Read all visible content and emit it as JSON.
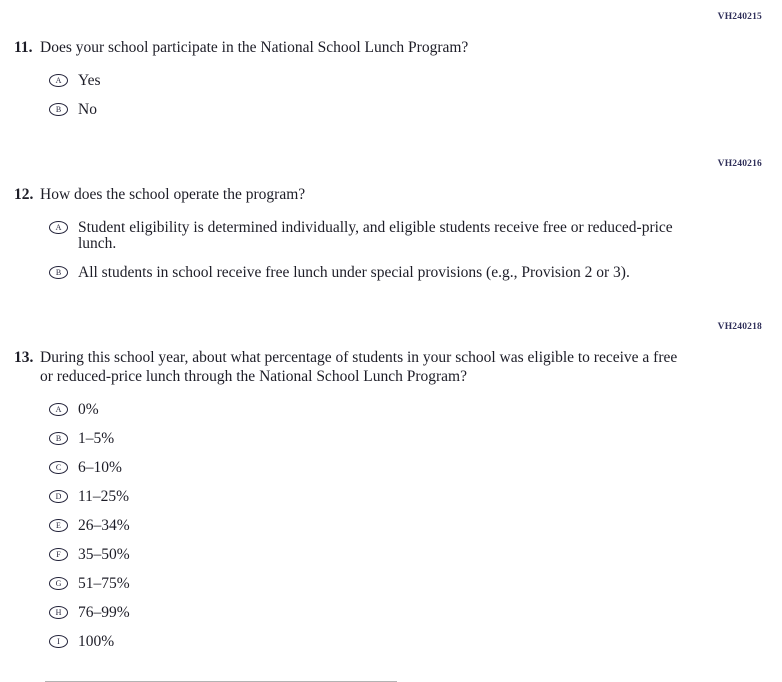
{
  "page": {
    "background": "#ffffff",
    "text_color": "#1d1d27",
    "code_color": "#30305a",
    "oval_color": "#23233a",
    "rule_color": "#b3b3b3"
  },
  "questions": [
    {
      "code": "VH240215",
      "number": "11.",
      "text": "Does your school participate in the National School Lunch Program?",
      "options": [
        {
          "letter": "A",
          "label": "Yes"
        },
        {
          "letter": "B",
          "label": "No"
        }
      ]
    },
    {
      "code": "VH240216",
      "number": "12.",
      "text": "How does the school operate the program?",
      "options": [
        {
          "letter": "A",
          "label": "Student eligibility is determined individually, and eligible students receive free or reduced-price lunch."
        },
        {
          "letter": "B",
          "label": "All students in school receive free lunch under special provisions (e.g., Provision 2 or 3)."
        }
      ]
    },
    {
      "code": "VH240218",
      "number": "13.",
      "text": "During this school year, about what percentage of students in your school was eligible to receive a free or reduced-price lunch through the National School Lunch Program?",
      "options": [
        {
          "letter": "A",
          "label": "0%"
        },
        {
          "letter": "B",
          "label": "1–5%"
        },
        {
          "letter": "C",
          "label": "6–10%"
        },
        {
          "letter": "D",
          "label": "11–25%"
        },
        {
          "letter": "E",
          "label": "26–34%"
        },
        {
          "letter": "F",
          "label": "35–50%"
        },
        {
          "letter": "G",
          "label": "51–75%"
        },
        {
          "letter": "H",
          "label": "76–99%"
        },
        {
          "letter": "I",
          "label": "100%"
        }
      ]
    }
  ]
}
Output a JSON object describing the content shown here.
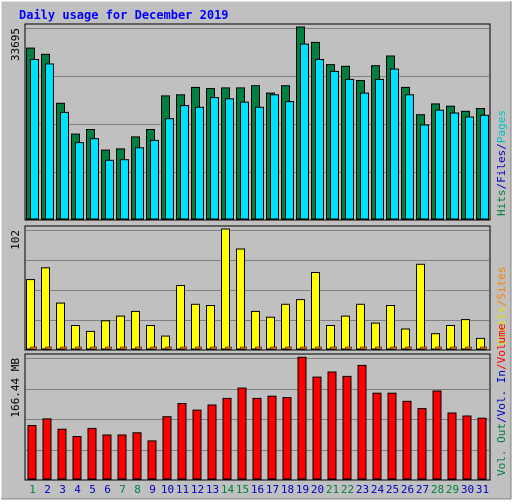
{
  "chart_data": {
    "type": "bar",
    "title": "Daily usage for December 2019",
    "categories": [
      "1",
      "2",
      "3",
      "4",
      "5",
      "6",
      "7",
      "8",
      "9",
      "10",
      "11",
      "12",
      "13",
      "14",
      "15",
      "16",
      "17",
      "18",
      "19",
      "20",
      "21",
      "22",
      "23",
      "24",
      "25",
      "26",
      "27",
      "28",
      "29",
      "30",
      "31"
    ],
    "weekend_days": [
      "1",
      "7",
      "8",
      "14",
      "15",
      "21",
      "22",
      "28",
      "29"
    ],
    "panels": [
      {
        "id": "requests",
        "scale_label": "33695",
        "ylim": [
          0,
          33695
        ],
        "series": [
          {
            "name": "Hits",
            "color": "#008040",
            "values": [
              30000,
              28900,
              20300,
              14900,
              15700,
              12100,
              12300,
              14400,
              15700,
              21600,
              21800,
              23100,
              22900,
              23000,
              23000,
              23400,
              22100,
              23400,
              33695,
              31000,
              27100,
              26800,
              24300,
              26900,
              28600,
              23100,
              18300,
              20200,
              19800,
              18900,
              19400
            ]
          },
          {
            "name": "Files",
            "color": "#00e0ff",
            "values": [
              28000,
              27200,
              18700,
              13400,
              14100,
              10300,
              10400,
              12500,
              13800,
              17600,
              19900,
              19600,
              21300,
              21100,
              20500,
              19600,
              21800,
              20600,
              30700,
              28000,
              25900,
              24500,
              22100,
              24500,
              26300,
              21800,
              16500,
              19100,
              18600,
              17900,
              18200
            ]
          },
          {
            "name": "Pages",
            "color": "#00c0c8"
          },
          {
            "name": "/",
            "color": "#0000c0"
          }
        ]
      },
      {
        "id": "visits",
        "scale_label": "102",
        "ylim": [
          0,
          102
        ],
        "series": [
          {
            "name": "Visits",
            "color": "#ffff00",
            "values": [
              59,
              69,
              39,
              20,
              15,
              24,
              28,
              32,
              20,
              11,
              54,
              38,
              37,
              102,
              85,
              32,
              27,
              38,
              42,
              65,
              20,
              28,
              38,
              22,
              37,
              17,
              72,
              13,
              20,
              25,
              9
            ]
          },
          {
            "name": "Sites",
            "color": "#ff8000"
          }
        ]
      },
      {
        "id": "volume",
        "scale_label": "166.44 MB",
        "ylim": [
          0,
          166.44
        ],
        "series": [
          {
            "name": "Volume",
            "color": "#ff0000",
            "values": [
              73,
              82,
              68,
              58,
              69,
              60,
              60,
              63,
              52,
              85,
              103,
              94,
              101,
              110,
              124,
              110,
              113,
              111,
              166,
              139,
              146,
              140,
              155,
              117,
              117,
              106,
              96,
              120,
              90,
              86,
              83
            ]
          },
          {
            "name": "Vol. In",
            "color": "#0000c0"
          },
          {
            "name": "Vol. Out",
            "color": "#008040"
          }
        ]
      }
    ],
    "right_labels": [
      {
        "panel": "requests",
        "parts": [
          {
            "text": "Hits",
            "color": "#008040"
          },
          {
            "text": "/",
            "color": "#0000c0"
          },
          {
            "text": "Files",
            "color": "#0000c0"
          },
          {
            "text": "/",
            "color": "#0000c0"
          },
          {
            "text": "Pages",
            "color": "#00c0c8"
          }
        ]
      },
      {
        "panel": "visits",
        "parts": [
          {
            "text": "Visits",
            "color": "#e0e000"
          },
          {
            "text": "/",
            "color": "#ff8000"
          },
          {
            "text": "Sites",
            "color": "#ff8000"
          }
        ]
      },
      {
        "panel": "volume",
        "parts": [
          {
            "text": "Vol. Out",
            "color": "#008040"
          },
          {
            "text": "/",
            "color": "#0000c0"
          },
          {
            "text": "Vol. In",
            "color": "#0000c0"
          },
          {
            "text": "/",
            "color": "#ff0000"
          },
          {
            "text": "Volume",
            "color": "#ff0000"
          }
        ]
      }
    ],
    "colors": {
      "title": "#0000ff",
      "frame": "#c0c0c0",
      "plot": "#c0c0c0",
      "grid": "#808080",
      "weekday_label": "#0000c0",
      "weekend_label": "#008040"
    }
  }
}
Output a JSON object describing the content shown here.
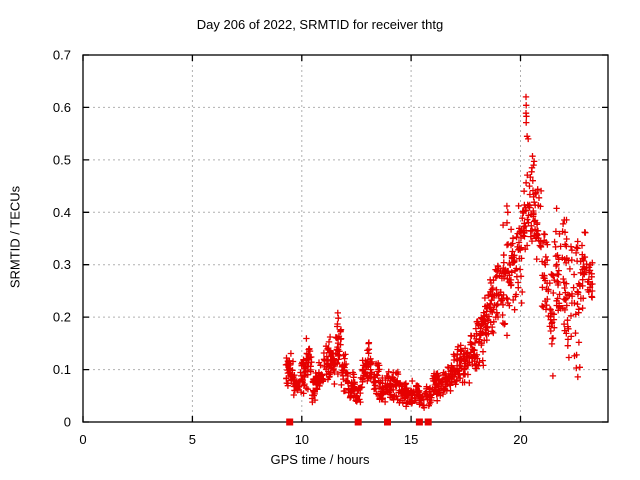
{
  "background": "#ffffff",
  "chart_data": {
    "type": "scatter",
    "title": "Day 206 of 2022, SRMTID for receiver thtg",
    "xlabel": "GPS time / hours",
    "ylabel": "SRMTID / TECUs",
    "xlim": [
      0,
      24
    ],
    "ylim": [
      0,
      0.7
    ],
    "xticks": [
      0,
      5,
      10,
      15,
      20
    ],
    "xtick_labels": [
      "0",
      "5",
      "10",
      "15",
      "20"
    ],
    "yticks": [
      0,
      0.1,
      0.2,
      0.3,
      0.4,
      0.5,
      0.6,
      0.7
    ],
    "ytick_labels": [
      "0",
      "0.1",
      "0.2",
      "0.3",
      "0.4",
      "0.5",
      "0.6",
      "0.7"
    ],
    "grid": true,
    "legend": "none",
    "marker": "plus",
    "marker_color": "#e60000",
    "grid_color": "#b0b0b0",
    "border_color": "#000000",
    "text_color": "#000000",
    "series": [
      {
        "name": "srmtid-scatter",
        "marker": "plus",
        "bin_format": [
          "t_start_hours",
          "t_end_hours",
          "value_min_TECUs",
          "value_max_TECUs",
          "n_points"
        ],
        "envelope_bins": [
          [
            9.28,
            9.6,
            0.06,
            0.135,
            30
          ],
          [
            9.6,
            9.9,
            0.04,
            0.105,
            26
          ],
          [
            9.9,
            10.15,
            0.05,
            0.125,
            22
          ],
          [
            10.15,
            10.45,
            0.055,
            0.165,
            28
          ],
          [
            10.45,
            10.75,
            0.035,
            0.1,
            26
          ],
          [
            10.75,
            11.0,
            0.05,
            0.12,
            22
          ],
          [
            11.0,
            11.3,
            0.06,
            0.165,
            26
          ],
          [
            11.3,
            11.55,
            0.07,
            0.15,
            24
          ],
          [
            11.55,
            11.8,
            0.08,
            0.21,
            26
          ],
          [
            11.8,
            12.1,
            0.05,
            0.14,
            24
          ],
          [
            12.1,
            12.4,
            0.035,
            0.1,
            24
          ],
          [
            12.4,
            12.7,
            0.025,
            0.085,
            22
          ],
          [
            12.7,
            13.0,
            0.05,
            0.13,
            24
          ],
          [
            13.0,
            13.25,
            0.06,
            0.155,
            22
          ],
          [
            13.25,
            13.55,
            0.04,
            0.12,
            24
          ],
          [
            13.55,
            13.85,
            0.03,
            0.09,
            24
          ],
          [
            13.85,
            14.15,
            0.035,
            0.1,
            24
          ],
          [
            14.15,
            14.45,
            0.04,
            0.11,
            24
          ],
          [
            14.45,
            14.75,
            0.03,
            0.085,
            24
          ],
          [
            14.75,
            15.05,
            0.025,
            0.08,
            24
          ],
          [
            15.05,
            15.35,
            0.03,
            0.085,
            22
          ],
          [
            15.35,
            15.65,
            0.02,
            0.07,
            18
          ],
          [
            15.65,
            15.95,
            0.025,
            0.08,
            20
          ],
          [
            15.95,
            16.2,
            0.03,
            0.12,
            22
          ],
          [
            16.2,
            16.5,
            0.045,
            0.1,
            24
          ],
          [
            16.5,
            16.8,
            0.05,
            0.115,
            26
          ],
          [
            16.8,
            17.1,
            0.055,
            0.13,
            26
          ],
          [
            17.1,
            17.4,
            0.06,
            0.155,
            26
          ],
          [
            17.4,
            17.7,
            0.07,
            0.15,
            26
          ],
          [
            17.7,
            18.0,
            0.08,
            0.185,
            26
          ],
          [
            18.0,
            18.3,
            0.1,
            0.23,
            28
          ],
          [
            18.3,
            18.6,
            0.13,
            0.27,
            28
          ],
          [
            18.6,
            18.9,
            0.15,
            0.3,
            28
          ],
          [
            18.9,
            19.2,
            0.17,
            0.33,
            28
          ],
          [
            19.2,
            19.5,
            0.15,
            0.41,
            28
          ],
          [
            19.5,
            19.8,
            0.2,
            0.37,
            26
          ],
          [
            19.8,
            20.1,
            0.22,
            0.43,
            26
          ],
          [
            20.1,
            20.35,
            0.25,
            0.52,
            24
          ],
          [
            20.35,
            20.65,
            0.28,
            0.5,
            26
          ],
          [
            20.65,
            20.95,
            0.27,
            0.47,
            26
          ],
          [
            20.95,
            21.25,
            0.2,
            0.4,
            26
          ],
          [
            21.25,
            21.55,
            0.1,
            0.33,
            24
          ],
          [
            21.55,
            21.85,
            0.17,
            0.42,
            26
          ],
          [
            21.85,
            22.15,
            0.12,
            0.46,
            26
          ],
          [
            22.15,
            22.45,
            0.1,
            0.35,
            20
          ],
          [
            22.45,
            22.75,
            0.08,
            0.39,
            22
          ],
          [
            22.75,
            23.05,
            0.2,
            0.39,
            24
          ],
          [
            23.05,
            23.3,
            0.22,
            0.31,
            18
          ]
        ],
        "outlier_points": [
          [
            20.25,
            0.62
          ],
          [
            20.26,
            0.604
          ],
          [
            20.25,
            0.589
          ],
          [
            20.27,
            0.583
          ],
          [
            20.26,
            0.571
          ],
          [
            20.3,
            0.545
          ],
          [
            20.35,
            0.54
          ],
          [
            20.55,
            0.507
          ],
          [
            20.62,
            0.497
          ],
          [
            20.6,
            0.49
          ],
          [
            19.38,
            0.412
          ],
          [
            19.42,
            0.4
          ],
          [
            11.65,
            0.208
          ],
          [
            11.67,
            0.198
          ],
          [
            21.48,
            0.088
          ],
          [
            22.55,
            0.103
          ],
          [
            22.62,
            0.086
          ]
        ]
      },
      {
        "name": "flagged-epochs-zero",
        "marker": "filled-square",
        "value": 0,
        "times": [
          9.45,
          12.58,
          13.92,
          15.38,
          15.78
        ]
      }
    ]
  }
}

* * *

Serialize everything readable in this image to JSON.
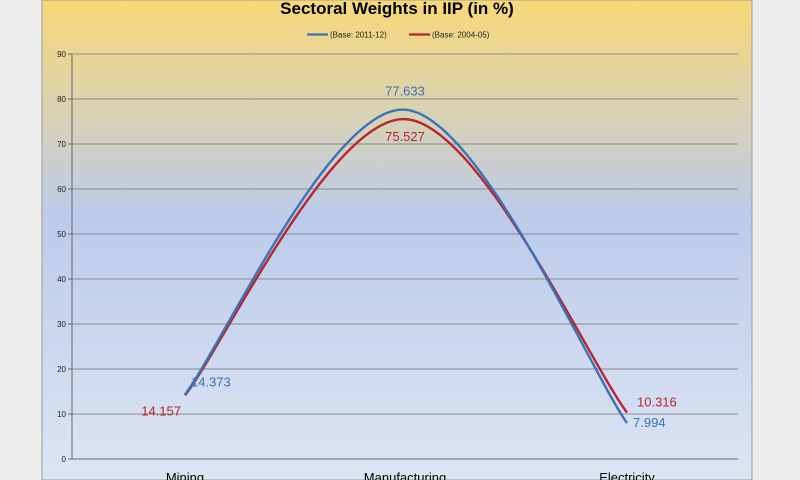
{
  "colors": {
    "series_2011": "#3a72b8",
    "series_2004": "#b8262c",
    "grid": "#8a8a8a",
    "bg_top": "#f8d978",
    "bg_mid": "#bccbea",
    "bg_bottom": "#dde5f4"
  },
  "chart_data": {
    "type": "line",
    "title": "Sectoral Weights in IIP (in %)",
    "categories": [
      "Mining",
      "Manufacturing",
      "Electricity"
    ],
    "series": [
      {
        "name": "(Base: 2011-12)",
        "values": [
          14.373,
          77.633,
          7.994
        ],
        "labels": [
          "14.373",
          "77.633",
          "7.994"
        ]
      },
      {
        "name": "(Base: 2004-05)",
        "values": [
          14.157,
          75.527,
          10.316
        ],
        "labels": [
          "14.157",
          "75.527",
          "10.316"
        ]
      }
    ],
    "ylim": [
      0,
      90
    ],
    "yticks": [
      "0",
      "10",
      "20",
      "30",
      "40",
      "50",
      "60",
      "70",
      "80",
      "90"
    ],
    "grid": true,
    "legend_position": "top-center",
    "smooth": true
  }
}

*WHAT YOU ARE ASKED TO DO:* From the entries, report each line that includes the word "eligible".

*OUTPUT BELOW:*
          "label": "Student eligibility is determined individually, and eligible students receive free or reduced-price lunch."
      "text": "During this school year, about what percentage of students in your school was eligible to receive a free or reduced-price lunch through the National School Lunch Program?",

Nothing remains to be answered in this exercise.